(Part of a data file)
....................

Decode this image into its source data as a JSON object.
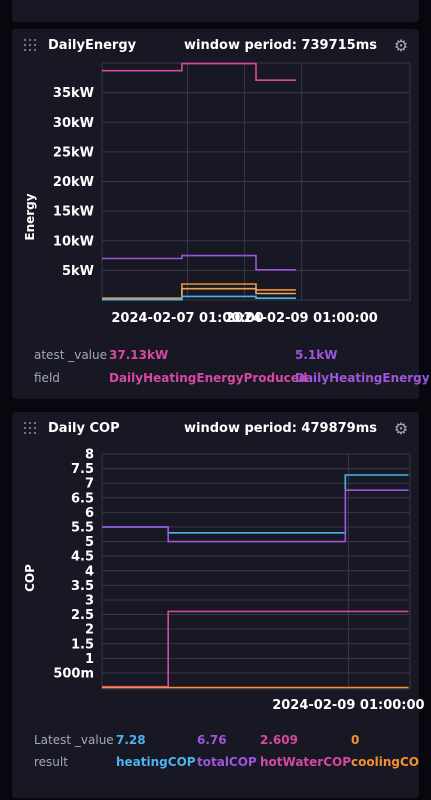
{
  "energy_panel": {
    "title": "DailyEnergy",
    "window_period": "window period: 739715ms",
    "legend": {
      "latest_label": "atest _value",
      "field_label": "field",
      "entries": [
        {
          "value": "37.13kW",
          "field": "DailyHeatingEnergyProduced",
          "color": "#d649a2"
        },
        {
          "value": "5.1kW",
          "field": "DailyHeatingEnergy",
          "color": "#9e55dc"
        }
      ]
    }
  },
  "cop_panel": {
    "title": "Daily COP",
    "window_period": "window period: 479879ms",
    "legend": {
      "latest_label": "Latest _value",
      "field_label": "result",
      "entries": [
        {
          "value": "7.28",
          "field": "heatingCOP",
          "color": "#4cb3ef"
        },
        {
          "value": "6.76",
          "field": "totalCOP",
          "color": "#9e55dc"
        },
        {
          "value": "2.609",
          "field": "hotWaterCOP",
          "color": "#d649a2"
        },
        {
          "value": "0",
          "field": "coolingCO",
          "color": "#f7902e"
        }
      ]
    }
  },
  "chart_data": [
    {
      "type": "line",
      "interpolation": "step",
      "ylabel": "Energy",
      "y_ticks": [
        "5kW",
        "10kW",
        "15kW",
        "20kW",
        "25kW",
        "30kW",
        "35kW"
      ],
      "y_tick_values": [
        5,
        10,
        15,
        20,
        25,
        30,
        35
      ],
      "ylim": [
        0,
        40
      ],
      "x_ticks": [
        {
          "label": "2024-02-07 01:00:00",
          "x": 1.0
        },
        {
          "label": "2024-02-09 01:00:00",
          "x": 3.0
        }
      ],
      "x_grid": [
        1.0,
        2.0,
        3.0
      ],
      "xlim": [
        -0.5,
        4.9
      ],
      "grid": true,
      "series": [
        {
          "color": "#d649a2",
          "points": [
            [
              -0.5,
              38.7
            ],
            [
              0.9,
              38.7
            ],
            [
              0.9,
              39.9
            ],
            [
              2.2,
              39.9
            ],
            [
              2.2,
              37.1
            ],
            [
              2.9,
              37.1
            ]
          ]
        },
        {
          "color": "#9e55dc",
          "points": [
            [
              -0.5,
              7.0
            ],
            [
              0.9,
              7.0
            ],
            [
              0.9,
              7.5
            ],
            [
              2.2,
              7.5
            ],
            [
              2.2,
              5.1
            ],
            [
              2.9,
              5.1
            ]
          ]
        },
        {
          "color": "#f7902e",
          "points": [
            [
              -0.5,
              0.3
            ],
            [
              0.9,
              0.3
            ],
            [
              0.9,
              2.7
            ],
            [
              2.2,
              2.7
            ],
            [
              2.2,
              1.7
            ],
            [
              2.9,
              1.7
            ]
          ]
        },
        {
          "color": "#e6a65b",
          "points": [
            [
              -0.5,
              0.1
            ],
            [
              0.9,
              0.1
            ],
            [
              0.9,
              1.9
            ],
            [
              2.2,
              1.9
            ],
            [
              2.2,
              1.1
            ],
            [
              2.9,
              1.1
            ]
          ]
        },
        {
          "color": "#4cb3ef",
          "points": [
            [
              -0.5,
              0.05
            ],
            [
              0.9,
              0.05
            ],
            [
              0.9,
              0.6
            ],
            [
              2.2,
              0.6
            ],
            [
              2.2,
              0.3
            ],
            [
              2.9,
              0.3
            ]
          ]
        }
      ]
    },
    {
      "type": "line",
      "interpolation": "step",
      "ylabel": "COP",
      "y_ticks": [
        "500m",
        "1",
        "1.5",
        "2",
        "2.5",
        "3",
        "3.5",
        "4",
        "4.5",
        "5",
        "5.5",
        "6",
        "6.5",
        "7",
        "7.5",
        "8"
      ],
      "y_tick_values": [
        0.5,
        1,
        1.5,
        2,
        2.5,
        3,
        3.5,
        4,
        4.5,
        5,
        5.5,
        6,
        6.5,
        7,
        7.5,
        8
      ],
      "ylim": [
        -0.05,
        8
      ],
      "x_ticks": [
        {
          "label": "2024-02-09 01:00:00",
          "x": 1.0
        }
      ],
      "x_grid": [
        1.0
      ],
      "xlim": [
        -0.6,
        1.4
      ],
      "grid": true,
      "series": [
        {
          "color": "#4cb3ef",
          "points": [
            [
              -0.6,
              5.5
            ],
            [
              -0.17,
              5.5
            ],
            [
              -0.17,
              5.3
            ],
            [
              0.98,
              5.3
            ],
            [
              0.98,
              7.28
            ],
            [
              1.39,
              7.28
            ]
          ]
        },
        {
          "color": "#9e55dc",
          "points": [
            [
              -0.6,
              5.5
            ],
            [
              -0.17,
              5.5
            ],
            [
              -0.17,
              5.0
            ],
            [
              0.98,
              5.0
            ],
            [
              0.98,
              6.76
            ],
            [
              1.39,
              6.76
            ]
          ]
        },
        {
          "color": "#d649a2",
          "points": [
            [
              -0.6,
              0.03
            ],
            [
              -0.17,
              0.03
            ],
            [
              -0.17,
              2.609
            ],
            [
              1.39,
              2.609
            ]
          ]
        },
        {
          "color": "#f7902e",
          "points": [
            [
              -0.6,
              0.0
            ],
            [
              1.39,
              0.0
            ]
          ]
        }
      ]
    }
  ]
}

....................

### [GOAL]
Copy all the records above exactly, but leave out the pictures.

### [FULL OUTPUT]
Decode this image into its source data as a JSON object.
{
  "energy_panel": {
    "title": "DailyEnergy",
    "window_period": "window period: 739715ms",
    "legend": {
      "latest_label": "atest _value",
      "field_label": "field",
      "entries": [
        {
          "value": "37.13kW",
          "field": "DailyHeatingEnergyProduced",
          "color": "#d649a2"
        },
        {
          "value": "5.1kW",
          "field": "DailyHeatingEnergy",
          "color": "#9e55dc"
        }
      ]
    }
  },
  "cop_panel": {
    "title": "Daily COP",
    "window_period": "window period: 479879ms",
    "legend": {
      "latest_label": "Latest _value",
      "field_label": "result",
      "entries": [
        {
          "value": "7.28",
          "field": "heatingCOP",
          "color": "#4cb3ef"
        },
        {
          "value": "6.76",
          "field": "totalCOP",
          "color": "#9e55dc"
        },
        {
          "value": "2.609",
          "field": "hotWaterCOP",
          "color": "#d649a2"
        },
        {
          "value": "0",
          "field": "coolingCO",
          "color": "#f7902e"
        }
      ]
    }
  },
  "chart_data": [
    {
      "type": "line",
      "interpolation": "step",
      "ylabel": "Energy",
      "y_ticks": [
        "5kW",
        "10kW",
        "15kW",
        "20kW",
        "25kW",
        "30kW",
        "35kW"
      ],
      "y_tick_values": [
        5,
        10,
        15,
        20,
        25,
        30,
        35
      ],
      "ylim": [
        0,
        40
      ],
      "x_ticks": [
        {
          "label": "2024-02-07 01:00:00",
          "x": 1.0
        },
        {
          "label": "2024-02-09 01:00:00",
          "x": 3.0
        }
      ],
      "x_grid": [
        1.0,
        2.0,
        3.0
      ],
      "xlim": [
        -0.5,
        4.9
      ],
      "grid": true,
      "series": [
        {
          "color": "#d649a2",
          "points": [
            [
              -0.5,
              38.7
            ],
            [
              0.9,
              38.7
            ],
            [
              0.9,
              39.9
            ],
            [
              2.2,
              39.9
            ],
            [
              2.2,
              37.1
            ],
            [
              2.9,
              37.1
            ]
          ]
        },
        {
          "color": "#9e55dc",
          "points": [
            [
              -0.5,
              7.0
            ],
            [
              0.9,
              7.0
            ],
            [
              0.9,
              7.5
            ],
            [
              2.2,
              7.5
            ],
            [
              2.2,
              5.1
            ],
            [
              2.9,
              5.1
            ]
          ]
        },
        {
          "color": "#f7902e",
          "points": [
            [
              -0.5,
              0.3
            ],
            [
              0.9,
              0.3
            ],
            [
              0.9,
              2.7
            ],
            [
              2.2,
              2.7
            ],
            [
              2.2,
              1.7
            ],
            [
              2.9,
              1.7
            ]
          ]
        },
        {
          "color": "#e6a65b",
          "points": [
            [
              -0.5,
              0.1
            ],
            [
              0.9,
              0.1
            ],
            [
              0.9,
              1.9
            ],
            [
              2.2,
              1.9
            ],
            [
              2.2,
              1.1
            ],
            [
              2.9,
              1.1
            ]
          ]
        },
        {
          "color": "#4cb3ef",
          "points": [
            [
              -0.5,
              0.05
            ],
            [
              0.9,
              0.05
            ],
            [
              0.9,
              0.6
            ],
            [
              2.2,
              0.6
            ],
            [
              2.2,
              0.3
            ],
            [
              2.9,
              0.3
            ]
          ]
        }
      ]
    },
    {
      "type": "line",
      "interpolation": "step",
      "ylabel": "COP",
      "y_ticks": [
        "500m",
        "1",
        "1.5",
        "2",
        "2.5",
        "3",
        "3.5",
        "4",
        "4.5",
        "5",
        "5.5",
        "6",
        "6.5",
        "7",
        "7.5",
        "8"
      ],
      "y_tick_values": [
        0.5,
        1,
        1.5,
        2,
        2.5,
        3,
        3.5,
        4,
        4.5,
        5,
        5.5,
        6,
        6.5,
        7,
        7.5,
        8
      ],
      "ylim": [
        -0.05,
        8
      ],
      "x_ticks": [
        {
          "label": "2024-02-09 01:00:00",
          "x": 1.0
        }
      ],
      "x_grid": [
        1.0
      ],
      "xlim": [
        -0.6,
        1.4
      ],
      "grid": true,
      "series": [
        {
          "color": "#4cb3ef",
          "points": [
            [
              -0.6,
              5.5
            ],
            [
              -0.17,
              5.5
            ],
            [
              -0.17,
              5.3
            ],
            [
              0.98,
              5.3
            ],
            [
              0.98,
              7.28
            ],
            [
              1.39,
              7.28
            ]
          ]
        },
        {
          "color": "#9e55dc",
          "points": [
            [
              -0.6,
              5.5
            ],
            [
              -0.17,
              5.5
            ],
            [
              -0.17,
              5.0
            ],
            [
              0.98,
              5.0
            ],
            [
              0.98,
              6.76
            ],
            [
              1.39,
              6.76
            ]
          ]
        },
        {
          "color": "#d649a2",
          "points": [
            [
              -0.6,
              0.03
            ],
            [
              -0.17,
              0.03
            ],
            [
              -0.17,
              2.609
            ],
            [
              1.39,
              2.609
            ]
          ]
        },
        {
          "color": "#f7902e",
          "points": [
            [
              -0.6,
              0.0
            ],
            [
              1.39,
              0.0
            ]
          ]
        }
      ]
    }
  ]
}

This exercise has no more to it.